_Exercise task_
Wherever the string "Properties" occurs in a line of these records, report that line.

_Supplied data_
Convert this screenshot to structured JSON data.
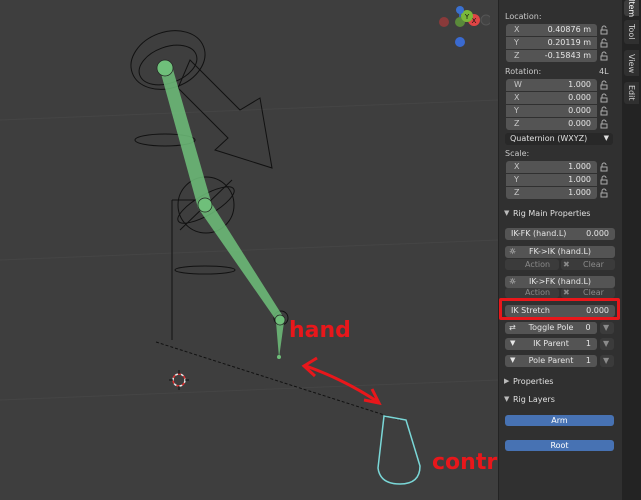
{
  "annotations": {
    "hand": "hand",
    "control": "control"
  },
  "gizmo": {
    "x": "X",
    "y": "Y",
    "z": "Z"
  },
  "sidebar_tabs": [
    "Item",
    "Tool",
    "View",
    "Edit"
  ],
  "transform": {
    "location_label": "Location:",
    "location": [
      {
        "axis": "X",
        "value": "0.40876 m"
      },
      {
        "axis": "Y",
        "value": "0.20119 m"
      },
      {
        "axis": "Z",
        "value": "-0.15843 m"
      }
    ],
    "rotation_label": "Rotation:",
    "rotation_mode_short": "4L",
    "rotation": [
      {
        "axis": "W",
        "value": "1.000"
      },
      {
        "axis": "X",
        "value": "0.000"
      },
      {
        "axis": "Y",
        "value": "0.000"
      },
      {
        "axis": "Z",
        "value": "0.000"
      }
    ],
    "rotation_mode": "Quaternion (WXYZ)",
    "scale_label": "Scale:",
    "scale": [
      {
        "axis": "X",
        "value": "1.000"
      },
      {
        "axis": "Y",
        "value": "1.000"
      },
      {
        "axis": "Z",
        "value": "1.000"
      }
    ]
  },
  "rig_main": {
    "title": "Rig Main Properties",
    "ikfk_label": "IK-FK (hand.L)",
    "ikfk_value": "0.000",
    "fk_ik_label": "FK->IK (hand.L)",
    "ik_fk_label": "IK->FK (hand.L)",
    "action_label": "Action",
    "clear_label": "Clear",
    "ik_stretch_label": "IK Stretch",
    "ik_stretch_value": "0.000",
    "toggle_pole_label": "Toggle Pole",
    "toggle_pole_value": "0",
    "ik_parent_label": "IK Parent",
    "ik_parent_value": "1",
    "pole_parent_label": "Pole Parent",
    "pole_parent_value": "1"
  },
  "properties_title": "Properties",
  "rig_layers": {
    "title": "Rig Layers",
    "arm": "Arm",
    "root": "Root"
  },
  "colors": {
    "accent": "#4772b3",
    "annotation": "#e8171b",
    "bone_green": "#6fbf7a"
  }
}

_Final result_
    "title": "Rig Main Properties",
  "properties_title": "Properties",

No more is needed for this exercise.